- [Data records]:
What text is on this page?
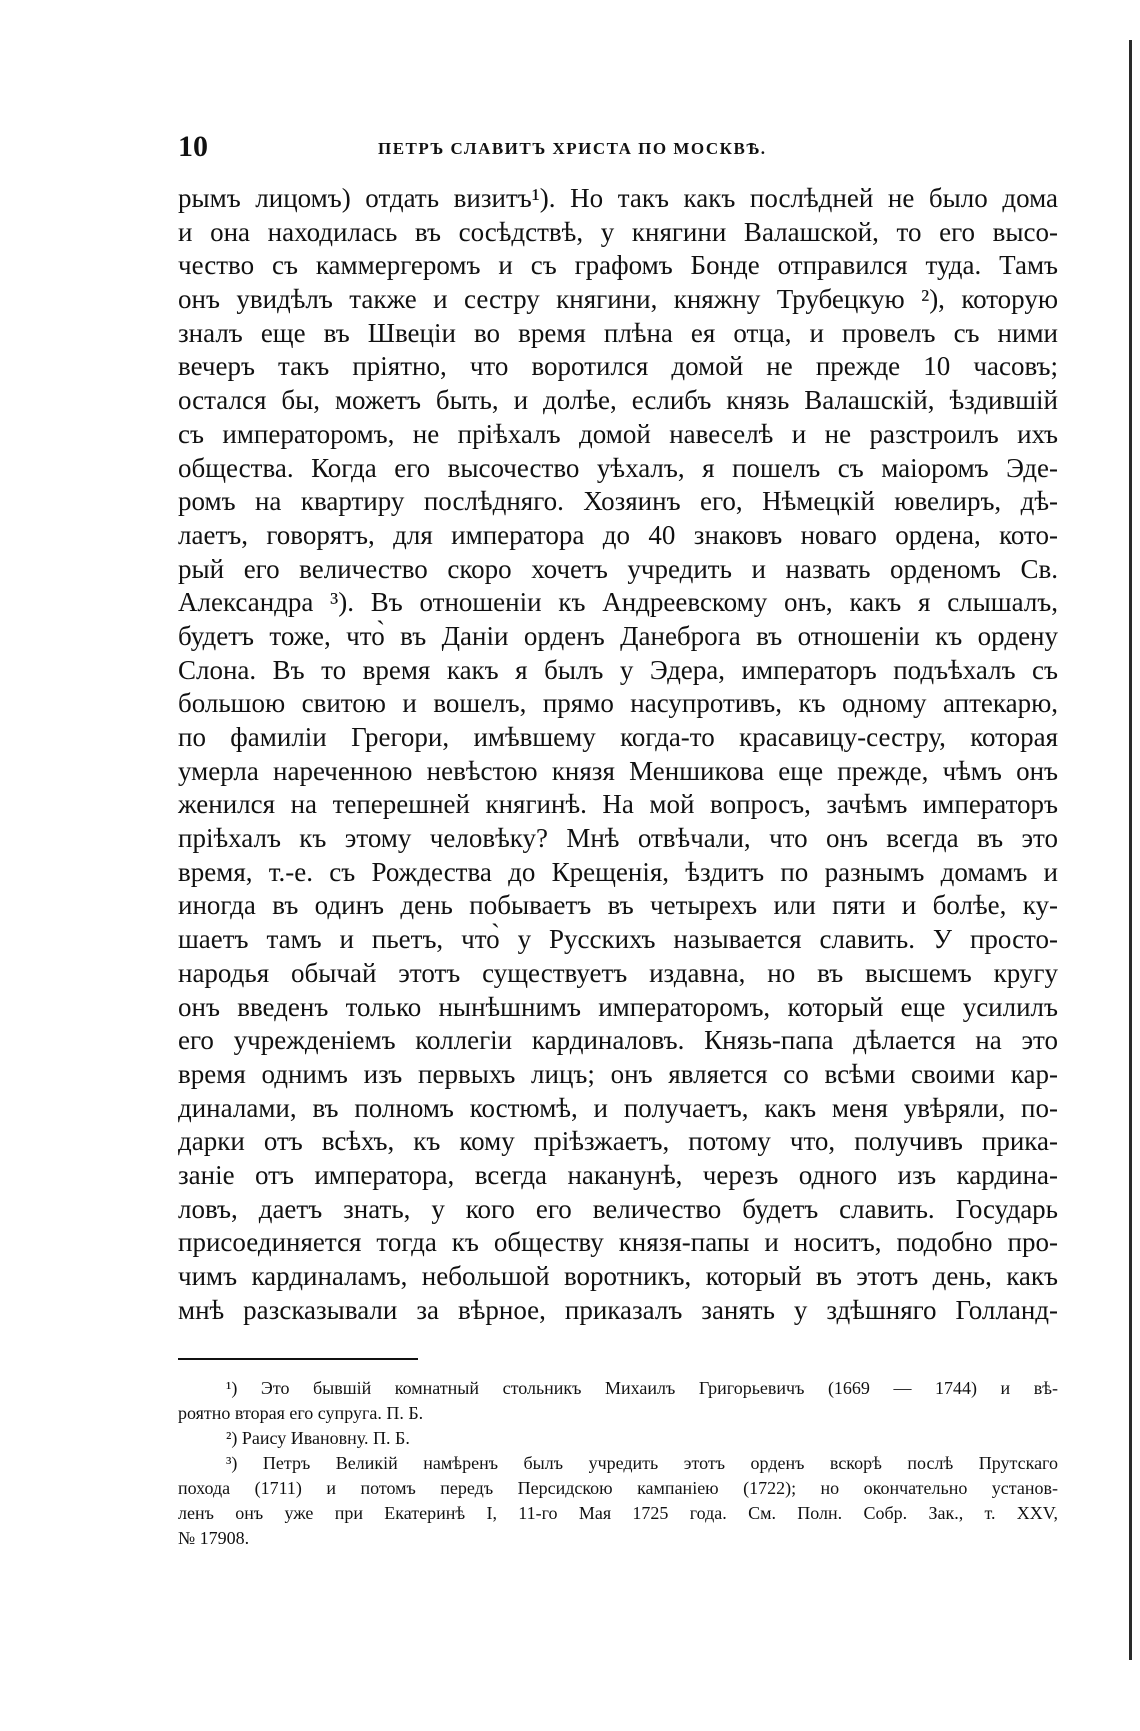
10	ПЕТРЪ СЛАВИТЪ ХРИСТА ПО МОСКВѢ.
рымъ лицомъ) отдать визитъ¹). Но такъ какъ послѣдней не было дома
и она находилась въ сосѣдствѣ, у княгини Валашской, то его высо-
чество съ каммергеромъ и съ графомъ Бонде отправился туда. Тамъ
онъ увидѣлъ также и сестру княгини, княжну Трубецкую ²), которую
зналъ еще въ Швеціи во время плѣна ея отца, и провелъ съ ними
вечеръ такъ пріятно, что воротился домой не прежде 10 часовъ;
остался бы, можетъ быть, и долѣе, еслибъ князь Валашскій, ѣздившій
съ императоромъ, не пріѣхалъ домой навеселѣ и не разстроилъ ихъ
общества. Когда его высочество уѣхалъ, я пошелъ съ маіоромъ Эде-
ромъ на квартиру послѣдняго. Хозяинъ его, Нѣмецкій ювелиръ, дѣ-
лаетъ, говорятъ, для императора до 40 знаковъ новаго ордена, кото-
рый его величество скоро хочетъ учредить и назвать орденомъ Св.
Александра ³). Въ отношеніи къ Андреевскому онъ, какъ я слышалъ,
будетъ тоже, что̀ въ Даніи орденъ Данеброга въ отношеніи къ ордену
Слона. Въ то время какъ я былъ у Эдера, императоръ подъѣхалъ съ
большою свитою и вошелъ, прямо насупротивъ, къ одному аптекарю,
по фамиліи Грегори, имѣвшему когда-то красавицу-сестру, которая
умерла нареченною невѣстою князя Меншикова еще прежде, чѣмъ онъ
женился на теперешней княгинѣ. На мой вопросъ, зачѣмъ императоръ
пріѣхалъ къ этому человѣку? Мнѣ отвѣчали, что онъ всегда въ это
время, т.-е. съ Рождества до Крещенія, ѣздитъ по разнымъ домамъ и
иногда въ одинъ день побываетъ въ четырехъ или пяти и болѣе, ку-
шаетъ тамъ и пьетъ, что̀ у Русскихъ называется славить. У просто-
народья обычай этотъ существуетъ издавна, но въ высшемъ кругу
онъ введенъ только нынѣшнимъ императоромъ, который еще усилилъ
его учрежденіемъ коллегіи кардиналовъ. Князь-папа дѣлается на это
время однимъ изъ первыхъ лицъ; онъ является со всѣми своими кар-
диналами, въ полномъ костюмѣ, и получаетъ, какъ меня увѣряли, по-
дарки отъ всѣхъ, къ кому пріѣзжаетъ, потому что, получивъ прика-
заніе отъ императора, всегда наканунѣ, черезъ одного изъ кардина-
ловъ, даетъ знать, у кого его величество будетъ славить. Государь
присоединяется тогда къ обществу князя-папы и носитъ, подобно про-
чимъ кардиналамъ, небольшой воротникъ, который въ этотъ день, какъ
мнѣ разсказывали за вѣрное, приказалъ занять у здѣшняго Голланд-
¹) Это бывшій комнатный стольникъ Михаилъ Григорьевичъ (1669 — 1744) и вѣ-
роятно вторая его супруга. П. Б.
²) Раису Ивановну. П. Б.
³) Петръ Великій намѣренъ былъ учредить этотъ орденъ вскорѣ послѣ Прутскаго
похода (1711) и потомъ передъ Персидскою кампаніею (1722); но окончательно установ-
ленъ онъ уже при Екатеринѣ I, 11-го Мая 1725 года. См. Полн. Собр. Зак., т. XXV,
№ 17908.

- [Short task]:
Without the pictures, write out the whole listing above exactly as it appears.

- [Solution]:
What text is on this page?
10	ПЕТРЪ СЛАВИТЪ ХРИСТА ПО МОСКВѢ.
рымъ лицомъ) отдать визитъ¹). Но такъ какъ послѣдней не было дома
и она находилась въ сосѣдствѣ, у княгини Валашской, то его высо-
чество съ каммергеромъ и съ графомъ Бонде отправился туда. Тамъ
онъ увидѣлъ также и сестру княгини, княжну Трубецкую ²), которую
зналъ еще въ Швеціи во время плѣна ея отца, и провелъ съ ними
вечеръ такъ пріятно, что воротился домой не прежде 10 часовъ;
остался бы, можетъ быть, и долѣе, еслибъ князь Валашскій, ѣздившій
съ императоромъ, не пріѣхалъ домой навеселѣ и не разстроилъ ихъ
общества. Когда его высочество уѣхалъ, я пошелъ съ маіоромъ Эде-
ромъ на квартиру послѣдняго. Хозяинъ его, Нѣмецкій ювелиръ, дѣ-
лаетъ, говорятъ, для императора до 40 знаковъ новаго ордена, кото-
рый его величество скоро хочетъ учредить и назвать орденомъ Св.
Александра ³). Въ отношеніи къ Андреевскому онъ, какъ я слышалъ,
будетъ тоже, что̀ въ Даніи орденъ Данеброга въ отношеніи къ ордену
Слона. Въ то время какъ я былъ у Эдера, императоръ подъѣхалъ съ
большою свитою и вошелъ, прямо насупротивъ, къ одному аптекарю,
по фамиліи Грегори, имѣвшему когда-то красавицу-сестру, которая
умерла нареченною невѣстою князя Меншикова еще прежде, чѣмъ онъ
женился на теперешней княгинѣ. На мой вопросъ, зачѣмъ императоръ
пріѣхалъ къ этому человѣку? Мнѣ отвѣчали, что онъ всегда въ это
время, т.-е. съ Рождества до Крещенія, ѣздитъ по разнымъ домамъ и
иногда въ одинъ день побываетъ въ четырехъ или пяти и болѣе, ку-
шаетъ тамъ и пьетъ, что̀ у Русскихъ называется славить. У просто-
народья обычай этотъ существуетъ издавна, но въ высшемъ кругу
онъ введенъ только нынѣшнимъ императоромъ, который еще усилилъ
его учрежденіемъ коллегіи кардиналовъ. Князь-папа дѣлается на это
время однимъ изъ первыхъ лицъ; онъ является со всѣми своими кар-
диналами, въ полномъ костюмѣ, и получаетъ, какъ меня увѣряли, по-
дарки отъ всѣхъ, къ кому пріѣзжаетъ, потому что, получивъ прика-
заніе отъ императора, всегда наканунѣ, черезъ одного изъ кардина-
ловъ, даетъ знать, у кого его величество будетъ славить. Государь
присоединяется тогда къ обществу князя-папы и носитъ, подобно про-
чимъ кардиналамъ, небольшой воротникъ, который въ этотъ день, какъ
мнѣ разсказывали за вѣрное, приказалъ занять у здѣшняго Голланд-
¹) Это бывшій комнатный стольникъ Михаилъ Григорьевичъ (1669 — 1744) и вѣ-
роятно вторая его супруга. П. Б.
²) Раису Ивановну. П. Б.
³) Петръ Великій намѣренъ былъ учредить этотъ орденъ вскорѣ послѣ Прутскаго
похода (1711) и потомъ передъ Персидскою кампаніею (1722); но окончательно установ-
ленъ онъ уже при Екатеринѣ I, 11-го Мая 1725 года. См. Полн. Собр. Зак., т. XXV,
№ 17908.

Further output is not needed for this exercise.